» **Instruction**
Show only lines that include "modes".

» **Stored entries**
-------

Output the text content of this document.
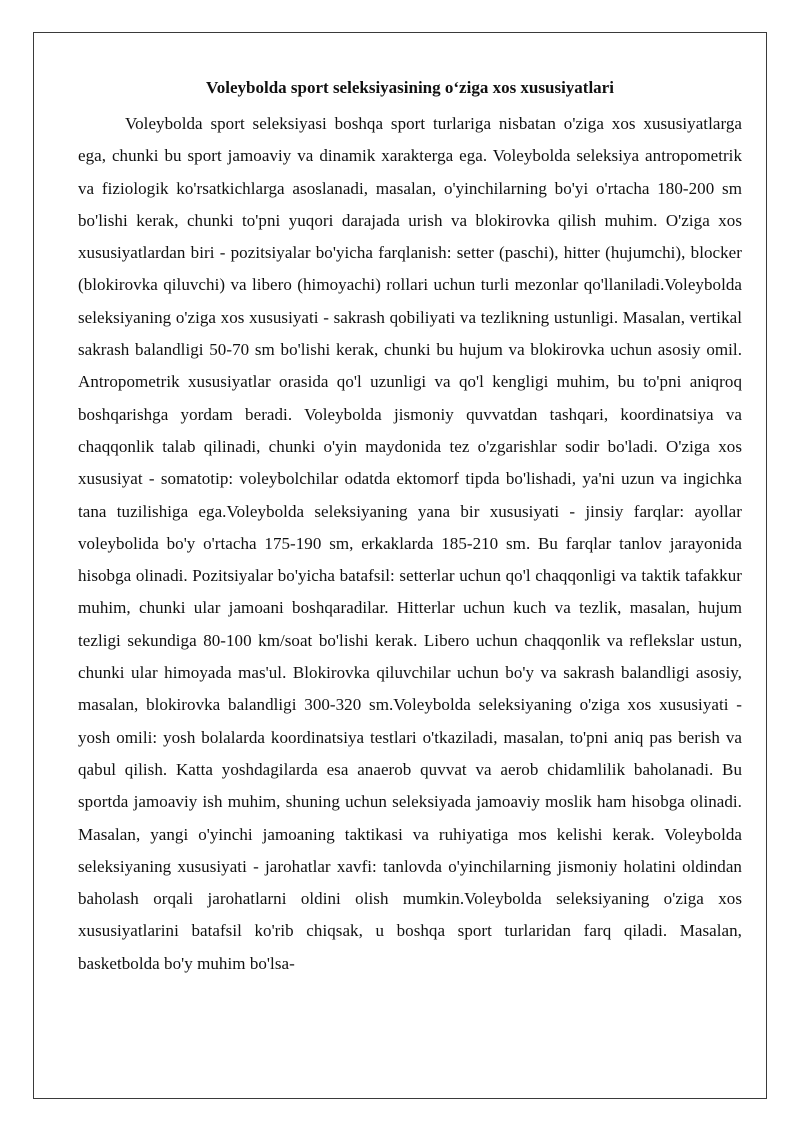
Voleybolda sport seleksiyasining o‘ziga xos xususiyatlari

Voleybolda sport seleksiyasi boshqa sport turlariga nisbatan o'ziga xos xususiyatlarga ega, chunki bu sport jamoaviy va dinamik xarakterga ega. Voleybolda seleksiya antropometrik va fiziologik ko'rsatkichlarga asoslanadi, masalan, o'yinchilarning bo'yi o'rtacha 180-200 sm bo'lishi kerak, chunki to'pni yuqori darajada urish va blokirovka qilish muhim. O'ziga xos xususiyatlardan biri - pozitsiyalar bo'yicha farqlanish: setter (paschi), hitter (hujumchi), blocker (blokirovka qiluvchi) va libero (himoyachi) rollari uchun turli mezonlar qo'llaniladi.Voleybolda seleksiyaning o'ziga xos xususiyati - sakrash qobiliyati va tezlikning ustunligi. Masalan, vertikal sakrash balandligi 50-70 sm bo'lishi kerak, chunki bu hujum va blokirovka uchun asosiy omil. Antropometrik xususiyatlar orasida qo'l uzunligi va qo'l kengligi muhim, bu to'pni aniqroq boshqarishga yordam beradi. Voleybolda jismoniy quvvatdan tashqari, koordinatsiya va chaqqonlik talab qilinadi, chunki o'yin maydonida tez o'zgarishlar sodir bo'ladi. O'ziga xos xususiyat - somatotip: voleybolchilar odatda ektomorf tipda bo'lishadi, ya'ni uzun va ingichka tana tuzilishiga ega.Voleybolda seleksiyaning yana bir xususiyati - jinsiy farqlar: ayollar voleybolida bo'y o'rtacha 175-190 sm, erkaklarda 185-210 sm. Bu farqlar tanlov jarayonida hisobga olinadi. Pozitsiyalar bo'yicha batafsil: setterlar uchun qo'l chaqqonligi va taktik tafakkur muhim, chunki ular jamoani boshqaradilar. Hitterlar uchun kuch va tezlik, masalan, hujum tezligi sekundiga 80-100 km/soat bo'lishi kerak. Libero uchun chaqqonlik va reflekslar ustun, chunki ular himoyada mas'ul. Blokirovka qiluvchilar uchun bo'y va sakrash balandligi asosiy, masalan, blokirovka balandligi 300-320 sm.Voleybolda seleksiyaning o'ziga xos xususiyati - yosh omili: yosh bolalarda koordinatsiya testlari o'tkaziladi, masalan, to'pni aniq pas berish va qabul qilish. Katta yoshdagilarda esa anaerob quvvat va aerob chidamlilik baholanadi. Bu sportda jamoaviy ish muhim, shuning uchun seleksiyada jamoaviy moslik ham hisobga olinadi. Masalan, yangi o'yinchi jamoaning taktikasi va ruhiyatiga mos kelishi kerak. Voleybolda seleksiyaning xususiyati - jarohatlar xavfi: tanlovda o'yinchilarning jismoniy holatini oldindan baholash orqali jarohatlarni oldini olish mumkin.Voleybolda seleksiyaning o'ziga xos xususiyatlarini batafsil ko'rib chiqsak, u boshqa sport turlaridan farq qiladi. Masalan, basketbolda bo'y muhim bo'lsa-
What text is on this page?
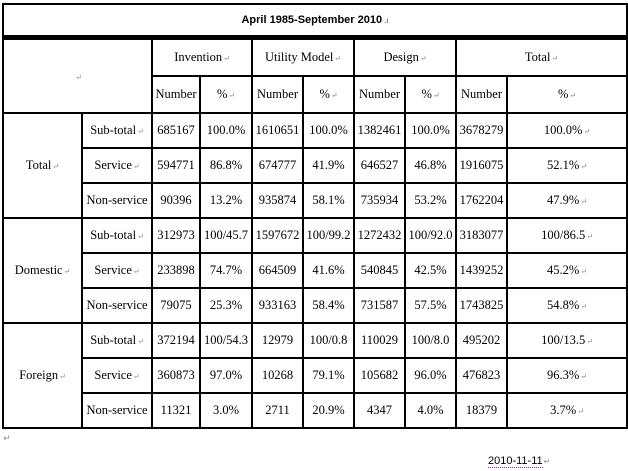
April 1985-September 2010 .ı									
↵		Invention ↵		Utility Model ↵		Design ↵		Total ↵
		Number	% ↵	Number	% ↵	Number	% ↵	Number	% ↵
Total ↵	Sub-total ↵	685167	100.0%	1610651	100.0%	1382461	100.0%	3678279	100.0% ↵
	Service ↵	594771	86.8%	674777	41.9%	646527	46.8%	1916075	52.1% ↵
	Non-service	90396	13.2%	935874	58.1%	735934	53.2%	1762204	47.9% ↵
Domestic ↵	Sub-total ↵	312973	100/45.7	1597672	100/99.2	1272432	100/92.0	3183077	100/86.5 ↵
	Service ↵	233898	74.7%	664509	41.6%	540845	42.5%	1439252	45.2% ↵
	Non-service	79075	25.3%	933163	58.4%	731587	57.5%	1743825	54.8% ↵
Foreign ↵	Sub-total ↵	372194	100/54.3	12979	100/0.8	110029	100/8.0	495202	100/13.5 ↵
	Service ↵	360873	97.0%	10268	79.1%	105682	96.0%	476823	96.3% ↵
	Non-service	11321	3.0%	2711	20.9%	4347	4.0%	18379	3.7% ↵
↵
2010-11-11↵
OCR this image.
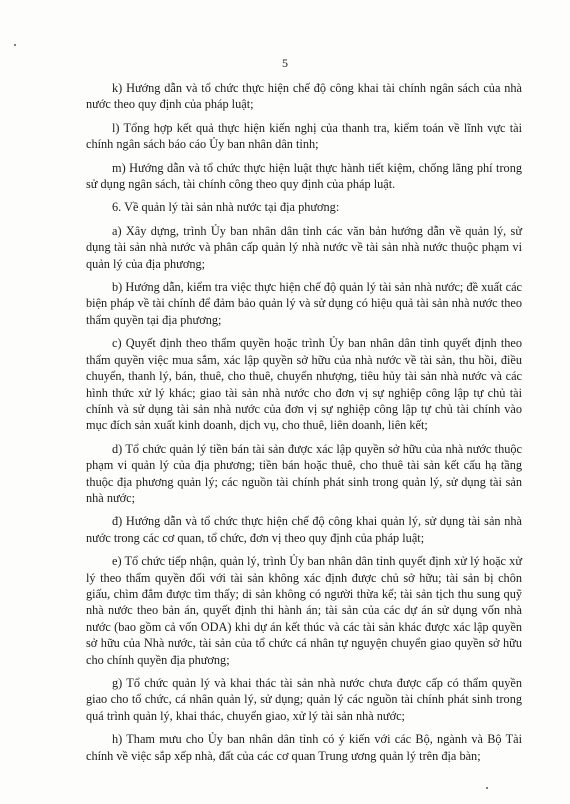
5

k) Hướng dẫn và tổ chức thực hiện chế độ công khai tài chính ngân sách của nhà nước theo quy định của pháp luật;

l) Tổng hợp kết quả thực hiện kiến nghị của thanh tra, kiểm toán về lĩnh vực tài chính ngân sách báo cáo Ủy ban nhân dân tỉnh;

m) Hướng dẫn và tổ chức thực hiện luật thực hành tiết kiệm, chống lãng phí trong sử dụng ngân sách, tài chính công theo quy định của pháp luật.

6. Về quản lý tài sản nhà nước tại địa phương:

a) Xây dựng, trình Ủy ban nhân dân tỉnh các văn bản hướng dẫn về quản lý, sử dụng tài sản nhà nước và phân cấp quản lý nhà nước về tài sản nhà nước thuộc phạm vi quản lý của địa phương;

b) Hướng dẫn, kiểm tra việc thực hiện chế độ quản lý tài sản nhà nước; đề xuất các biện pháp về tài chính để đảm bảo quản lý và sử dụng có hiệu quả tài sản nhà nước theo thẩm quyền tại địa phương;

c) Quyết định theo thẩm quyền hoặc trình Ủy ban nhân dân tỉnh quyết định theo thẩm quyền việc mua sắm, xác lập quyền sở hữu của nhà nước về tài sản, thu hồi, điều chuyển, thanh lý, bán, thuê, cho thuê, chuyển nhượng, tiêu hủy tài sản nhà nước và các hình thức xử lý khác; giao tài sản nhà nước cho đơn vị sự nghiệp công lập tự chủ tài chính và sử dụng tài sản nhà nước của đơn vị sự nghiệp công lập tự chủ tài chính vào mục đích sản xuất kinh doanh, dịch vụ, cho thuê, liên doanh, liên kết;

d) Tổ chức quản lý tiền bán tài sản được xác lập quyền sở hữu của nhà nước thuộc phạm vi quản lý của địa phương; tiền bán hoặc thuê, cho thuê tài sản kết cấu hạ tầng thuộc địa phương quản lý; các nguồn tài chính phát sinh trong quản lý, sử dụng tài sản nhà nước;

đ) Hướng dẫn và tổ chức thực hiện chế độ công khai quản lý, sử dụng tài sản nhà nước trong các cơ quan, tổ chức, đơn vị theo quy định của pháp luật;

e) Tổ chức tiếp nhận, quản lý, trình Ủy ban nhân dân tỉnh quyết định xử lý hoặc xử lý theo thẩm quyền đối với tài sản không xác định được chủ sở hữu; tài sản bị chôn giấu, chìm đắm được tìm thấy; di sản không có người thừa kế; tài sản tịch thu sung quỹ nhà nước theo bản án, quyết định thi hành án; tài sản của các dự án sử dụng vốn nhà nước (bao gồm cả vốn ODA) khi dự án kết thúc và các tài sản khác được xác lập quyền sở hữu của Nhà nước, tài sản của tổ chức cá nhân tự nguyện chuyển giao quyền sở hữu cho chính quyền địa phương;

g) Tổ chức quản lý và khai thác tài sản nhà nước chưa được cấp có thẩm quyền giao cho tổ chức, cá nhân quản lý, sử dụng; quản lý các nguồn tài chính phát sinh trong quá trình quản lý, khai thác, chuyển giao, xử lý tài sản nhà nước;

h) Tham mưu cho Ủy ban nhân dân tỉnh có ý kiến với các Bộ, ngành và Bộ Tài chính về việc sắp xếp nhà, đất của các cơ quan Trung ương quản lý trên địa bàn;
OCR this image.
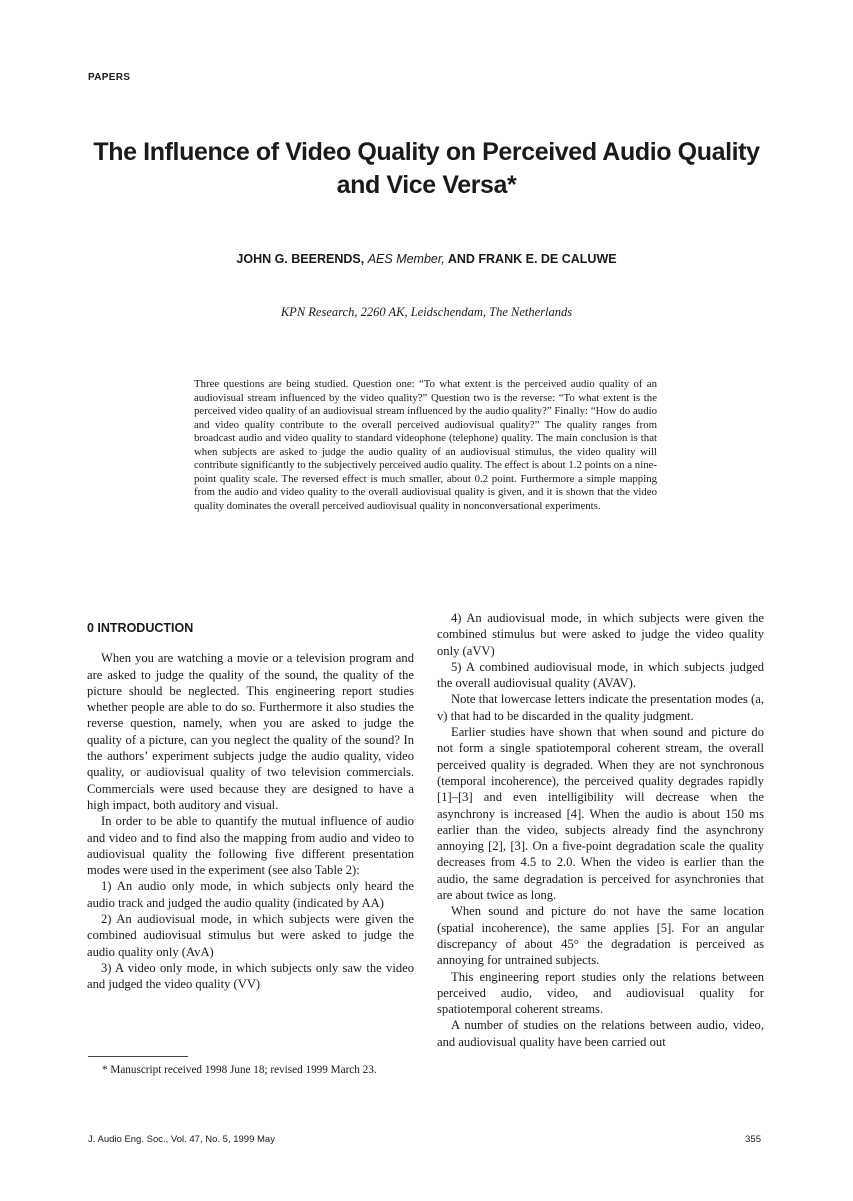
PAPERS
The Influence of Video Quality on Perceived Audio Quality
and Vice Versa*
JOHN G. BEERENDS, AES Member, AND FRANK E. DE CALUWE
KPN Research, 2260 AK, Leidschendam, The Netherlands
Three questions are being studied. Question one: “To what extent is the perceived audio quality of an audiovisual stream influenced by the video quality?” Question two is the reverse: “To what extent is the perceived video quality of an audiovisual stream influenced by the audio quality?” Finally: “How do audio and video quality contribute to the overall perceived audiovisual quality?” The quality ranges from broadcast audio and video quality to standard videophone (telephone) quality. The main conclusion is that when subjects are asked to judge the audio quality of an audiovisual stimulus, the video quality will contribute significantly to the subjectively perceived audio quality. The effect is about 1.2 points on a nine-point quality scale. The reversed effect is much smaller, about 0.2 point. Furthermore a simple mapping from the audio and video quality to the overall audiovisual quality is given, and it is shown that the video quality dominates the overall perceived audiovisual quality in nonconversational experiments.
0 INTRODUCTION

When you are watching a movie or a television program and are asked to judge the quality of the sound, the quality of the picture should be neglected. This engineering report studies whether people are able to do so. Furthermore it also studies the reverse question, namely, when you are asked to judge the quality of a picture, can you neglect the quality of the sound? In the authors’ experiment subjects judge the audio quality, video quality, or audiovisual quality of two television commercials. Commercials were used because they are designed to have a high impact, both auditory and visual.

In order to be able to quantify the mutual influence of audio and video and to find also the mapping from audio and video to audiovisual quality the following five different presentation modes were used in the experiment (see also Table 2):

1) An audio only mode, in which subjects only heard the audio track and judged the audio quality (indicated by AA)

2) An audiovisual mode, in which subjects were given the combined audiovisual stimulus but were asked to judge the audio quality only (AvA)

3) A video only mode, in which subjects only saw the video and judged the video quality (VV)

4) An audiovisual mode, in which subjects were given the combined stimulus but were asked to judge the video quality only (aVV)

5) A combined audiovisual mode, in which subjects judged the overall audiovisual quality (AVAV).

Note that lowercase letters indicate the presentation modes (a, v) that had to be discarded in the quality judgment.

Earlier studies have shown that when sound and picture do not form a single spatiotemporal coherent stream, the overall perceived quality is degraded. When they are not synchronous (temporal incoherence), the perceived quality degrades rapidly [1]–[3] and even intelligibility will decrease when the asynchrony is increased [4]. When the audio is about 150 ms earlier than the video, subjects already find the asynchrony annoying [2], [3]. On a five-point degradation scale the quality decreases from 4.5 to 2.0. When the video is earlier than the audio, the same degradation is perceived for asynchronies that are about twice as long.

When sound and picture do not have the same location (spatial incoherence), the same applies [5]. For an angular discrepancy of about 45° the degradation is perceived as annoying for untrained subjects.

This engineering report studies only the relations between perceived audio, video, and audiovisual quality for spatiotemporal coherent streams.

A number of studies on the relations between audio, video, and audiovisual quality have been carried out

* Manuscript received 1998 June 18; revised 1999 March 23.
J. Audio Eng. Soc., Vol. 47, No. 5, 1999 May	355
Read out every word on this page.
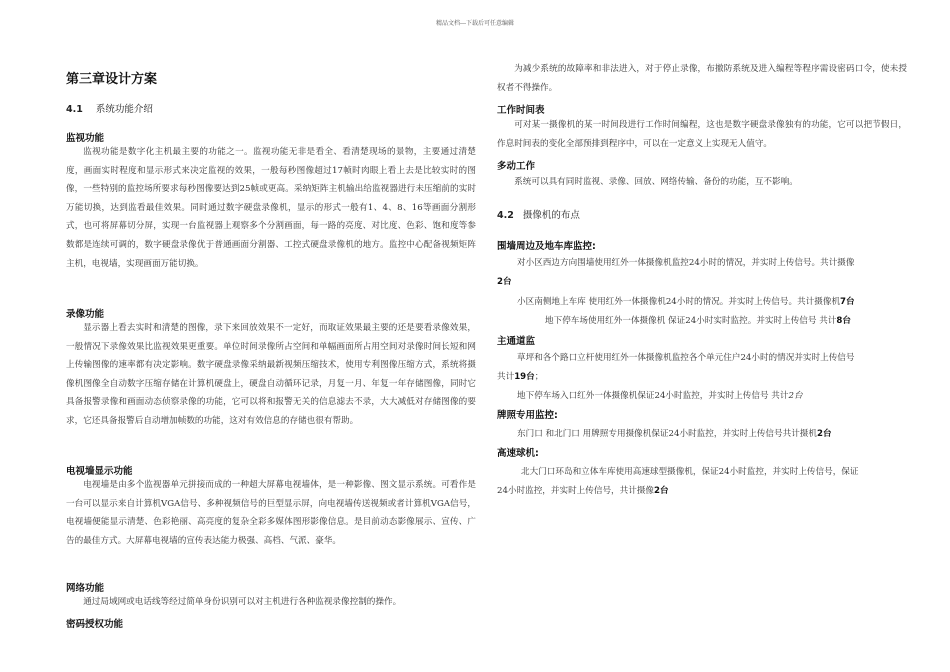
精品文档---下载后可任意编辑
第三章设计方案
4.1 系统功能介绍
监视功能
监视功能是数字化主机最主要的功能之一。监视功能无非是看全、看清楚现场的景物，主要通过清楚度，画面实时程度和显示形式来决定监视的效果，一般每秒图像超过17帧时肉眼上看上去是比较实时的图像，一些特别的监控场所要求每秒图像要达到25帧或更高。采纳矩阵主机输出给监视器进行未压缩前的实时万能切换，达到监看最佳效果。同时通过数字硬盘录像机，显示的形式一般有1、4、8、16等画面分割形式，也可将屏幕切分屏，实现一台监视器上观察多个分割画面，每一路的亮度、对比度、色彩、饱和度等参数都是连续可调的，数字硬盘录像优于普通画面分割器、工控式硬盘录像机的地方。监控中心配备视频矩阵主机，电视墙，实现画面万能切换。
录像功能
显示器上看去实时和清楚的图像，录下来回放效果不一定好，而取证效果最主要的还是要看录像效果，一般情况下录像效果比监视效果更重要。单位时间录像所占空间和单幅画面所占用空间对录像时间长短和网上传输图像的速率都有决定影响。数字硬盘录像采纳最新视频压缩技术，使用专利图像压缩方式，系统将摄像机图像全自动数字压缩存储在计算机硬盘上，硬盘自动循环记录，月复一月、年复一年存储图像，同时它具备报警录像和画面动态侦察录像的功能，它可以将和报警无关的信息滤去不录，大大减低对存储图像的要求，它还具备报警后自动增加帧数的功能，这对有效信息的存储也很有帮助。
电视墙显示功能
电视墙是由多个监视器单元拼接而成的一种超大屏幕电视墙体，是一种影像、图文显示系统。可看作是一台可以显示来自计算机VGA信号、多种视频信号的巨型显示屏，向电视墙传送视频或者计算机VGA信号，电视墙便能显示清楚、色彩艳丽、高亮度的复杂全彩多媒体图形影像信息。是目前动态影像展示、宣传、广告的最佳方式。大屏幕电视墙的宣传表达能力极强、高档、气派、豪华。
网络功能
通过局域网或电话线等经过简单身份识别可以对主机进行各种监视录像控制的操作。
密码授权功能
为减少系统的故障率和非法进入，对于停止录像，布撤防系统及进入编程等程序需设密码口令，使未授权者不得操作。
工作时间表
可对某一摄像机的某一时间段进行工作时间编程，这也是数字硬盘录像独有的功能，它可以把节假日，作息时间表的变化全部预排到程序中，可以在一定意义上实现无人值守。
多动工作
系统可以具有同时监视、录像、回放、网络传输、备份的功能，互不影响。
4.2 摄像机的布点
围墙周边及地车库监控:
对小区西边方向围墙使用红外一体摄像机监控24小时的情况，并实时上传信号。共计摄像
2台
小区南侧地上车库 使用红外一体摄像机24小时的情况。并实时上传信号。共计摄像机7台
地下停车场使用红外一体摄像机 保证24小时实时监控。并实时上传信号 共计8台
主通道监
草坪和各个路口立杆使用红外一体摄像机监控各个单元住户24小时的情况并实时上传信号
共计19台；
地下停车场入口红外一体摄像机保证24小时监控，并实时上传信号 共计2台
牌照专用监控:
东门口 和北门口 用牌照专用摄像机保证24小时监控，并实时上传信号共计摄机2台
高速球机:
北大门口环岛和立体车库使用高速球型摄像机，保证24小时监控，并实时上传信号，保证
24小时监控，并实时上传信号，共计摄像2台
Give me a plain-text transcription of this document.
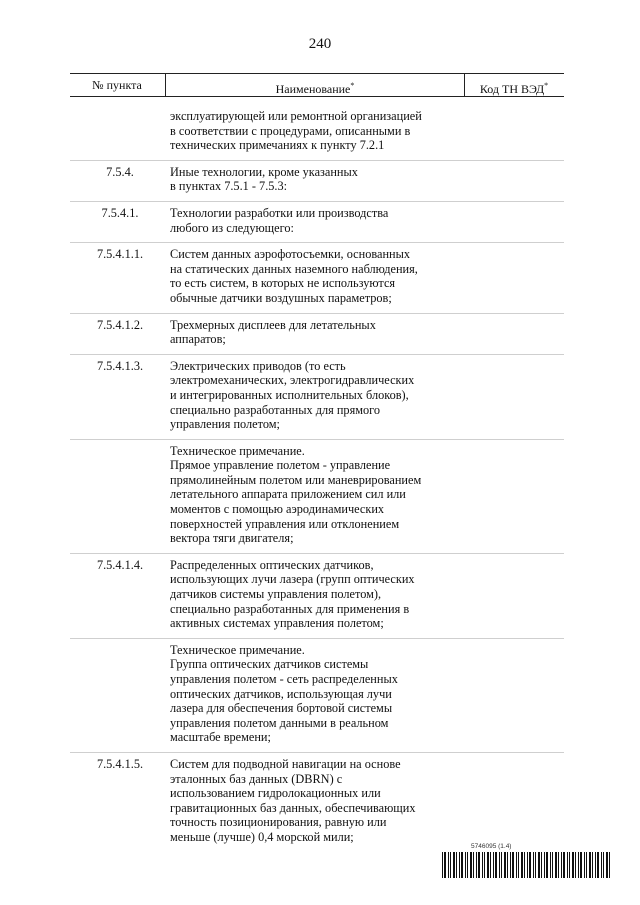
240
№ пункта	Наименование*	Код ТН ВЭД*
эксплуатирующей или ремонтной организацией
в соответствии с процедурами, описанными в
технических примечаниях к пункту 7.2.1
7.5.4.	Иные технологии, кроме указанных
в пунктах 7.5.1 - 7.5.3:
7.5.4.1.	Технологии разработки или производства
любого из следующего:
7.5.4.1.1.	Систем данных аэрофотосъемки, основанных
на статических данных наземного наблюдения,
то есть систем, в которых не используются
обычные датчики воздушных параметров;
7.5.4.1.2.	Трехмерных дисплеев для летательных
аппаратов;
7.5.4.1.3.	Электрических приводов (то есть
электромеханических, электрогидравлических
и интегрированных исполнительных блоков),
специально разработанных для прямого
управления полетом;
Техническое примечание.
Прямое управление полетом - управление
прямолинейным полетом или маневрированием
летательного аппарата приложением сил или
моментов с помощью аэродинамических
поверхностей управления или отклонением
вектора тяги двигателя;
7.5.4.1.4.	Распределенных оптических датчиков,
использующих лучи лазера (групп оптических
датчиков системы управления полетом),
специально разработанных для применения в
активных системах управления полетом;
Техническое примечание.
Группа оптических датчиков системы
управления полетом - сеть распределенных
оптических датчиков, использующая лучи
лазера для обеспечения бортовой системы
управления полетом данными в реальном
масштабе времени;
7.5.4.1.5.	Систем для подводной навигации на основе
эталонных баз данных (DBRN) с
использованием гидролокационных или
гравитационных баз данных, обеспечивающих
точность позиционирования, равную или
меньше (лучше) 0,4 морской мили;
5746095 (1.4)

-------

» **Expected answer**
In order to be able to quantify the mutual influence of audio and video and to find also the mapping from audio and video to audiovisual quality the following five different presentation modes were used in the experiment (see also Table 2):
Note that lowercase letters indicate the presentation modes (a, v) that had to be discarded in the quality judgment.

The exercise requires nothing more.